### Exercise
Provide nothing but the number of lines containing the string "乙烯基吡咯烷酮".

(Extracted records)
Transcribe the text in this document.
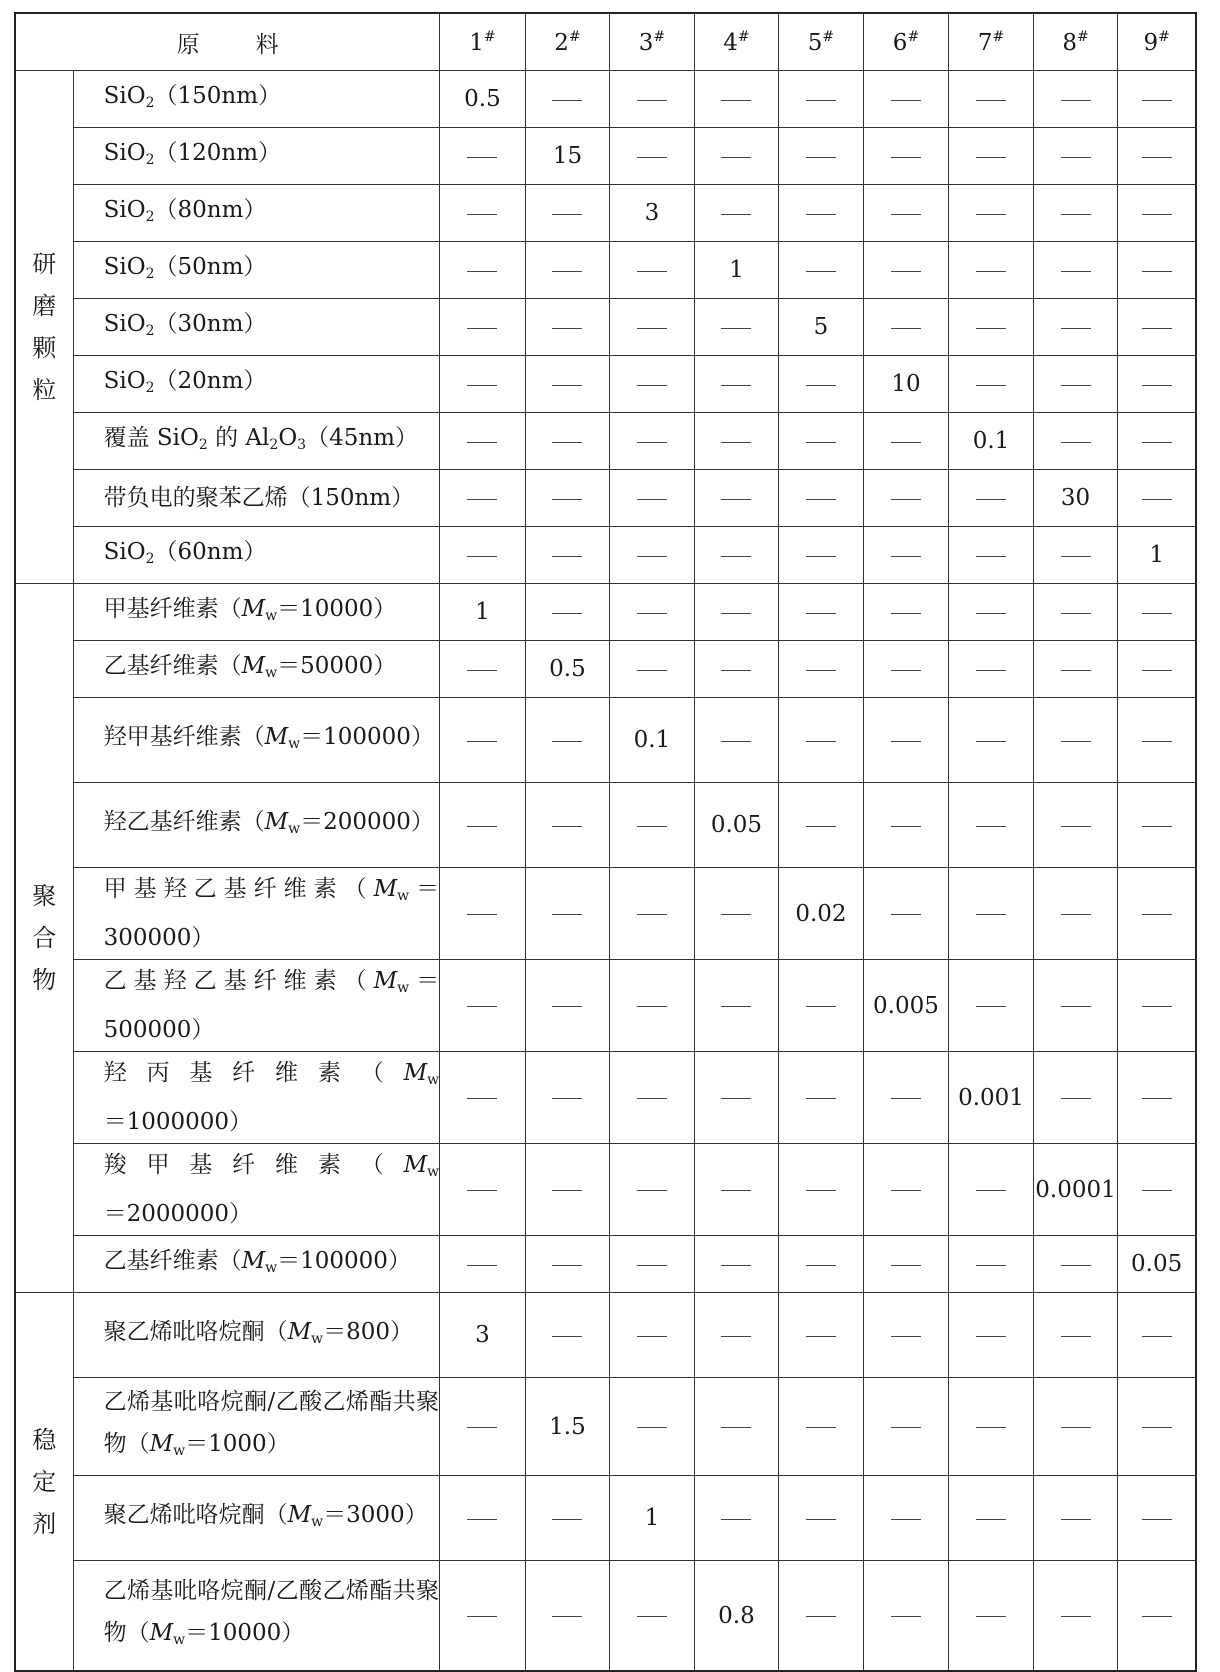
原 料		1#	2#	3#	4#	5#	6#	7#	8#	9#
研磨颗粒	SiO$_2$（150nm）	0.5								
	SiO$_2$（120nm）		15							
	SiO$_2$（80nm）			3						
	SiO$_2$（50nm）				1					
	SiO$_2$（30nm）					5				
	SiO$_2$（20nm）						10			
	覆盖 SiO$_2$ 的 $Al_2O_3(45nm)$							0.1		
	带负电的聚苯乙烯（150nm）								30	
	SiO$_2$（60nm）									1
聚合物	甲基纤维素$(M_w=10000)$	1								
	乙基纤维素$(M_w=50000)$		0.5							
	羟甲基纤维素$(M_w=100000)$			0.1						
	羟乙基纤维素$(M_w=200000)$				0.05					
	甲基羟乙基纤维素$(M_w=300000)$					0.02				
	乙基羟乙基纤维素$(M_w=500000)$						0.005			
	羟丙基纤维素$(M_w=1000000)$							0.001		
	羧甲基纤维素$(M_w=2000000)$								0.0001	
	乙基纤维素$(M_w=100000)$									0.05
稳定剂	聚乙烯吡咯烷酮$(M_w=800)$	3								
	乙烯基吡咯烷酮/乙酸乙烯酯共聚物$(M_w=1000)$		1.5							
	聚乙烯吡咯烷酮$(M_w=3000)$			1						
	乙烯基吡咯烷酮/乙酸乙烯酯共聚物$(M_w=10000)$				0.8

### Task answer
2